MATERIAL SUPPLIED

===

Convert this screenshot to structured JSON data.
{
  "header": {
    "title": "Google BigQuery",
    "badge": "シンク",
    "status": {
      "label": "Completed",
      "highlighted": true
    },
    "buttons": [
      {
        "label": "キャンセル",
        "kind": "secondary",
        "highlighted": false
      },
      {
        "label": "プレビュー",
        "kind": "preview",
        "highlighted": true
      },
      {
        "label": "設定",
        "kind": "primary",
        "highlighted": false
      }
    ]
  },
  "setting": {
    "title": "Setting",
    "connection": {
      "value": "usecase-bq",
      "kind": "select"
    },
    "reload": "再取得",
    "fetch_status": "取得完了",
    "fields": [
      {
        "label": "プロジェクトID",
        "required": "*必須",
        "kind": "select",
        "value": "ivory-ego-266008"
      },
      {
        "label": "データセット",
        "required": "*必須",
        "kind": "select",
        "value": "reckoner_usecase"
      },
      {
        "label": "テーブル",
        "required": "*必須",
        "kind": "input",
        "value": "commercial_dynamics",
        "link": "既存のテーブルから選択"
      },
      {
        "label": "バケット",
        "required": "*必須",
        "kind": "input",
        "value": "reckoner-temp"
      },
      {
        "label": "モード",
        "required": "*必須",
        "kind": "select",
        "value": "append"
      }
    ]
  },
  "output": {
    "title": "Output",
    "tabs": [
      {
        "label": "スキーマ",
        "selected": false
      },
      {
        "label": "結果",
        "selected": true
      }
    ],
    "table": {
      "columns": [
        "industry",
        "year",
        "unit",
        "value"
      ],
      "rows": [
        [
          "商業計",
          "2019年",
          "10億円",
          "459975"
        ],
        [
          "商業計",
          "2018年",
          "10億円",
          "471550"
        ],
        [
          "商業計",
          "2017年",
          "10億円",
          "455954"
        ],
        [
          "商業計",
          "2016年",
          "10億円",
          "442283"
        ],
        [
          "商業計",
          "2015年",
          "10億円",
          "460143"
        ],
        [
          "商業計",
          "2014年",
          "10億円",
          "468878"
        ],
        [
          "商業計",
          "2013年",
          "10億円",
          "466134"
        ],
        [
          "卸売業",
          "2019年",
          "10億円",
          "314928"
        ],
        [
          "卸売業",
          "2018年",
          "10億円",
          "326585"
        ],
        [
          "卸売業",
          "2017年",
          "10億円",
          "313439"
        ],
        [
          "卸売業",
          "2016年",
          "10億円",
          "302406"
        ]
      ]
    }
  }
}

===

Locate all lines holding the word "value", then copy them out.

EXERCISE OUTPUT
      "value": "usecase-bq",
        "value": "ivory-ego-266008"
        "value": "reckoner_usecase"
        "value": "commercial_dynamics",
        "value": "reckoner-temp"
        "value": "append"
        "value"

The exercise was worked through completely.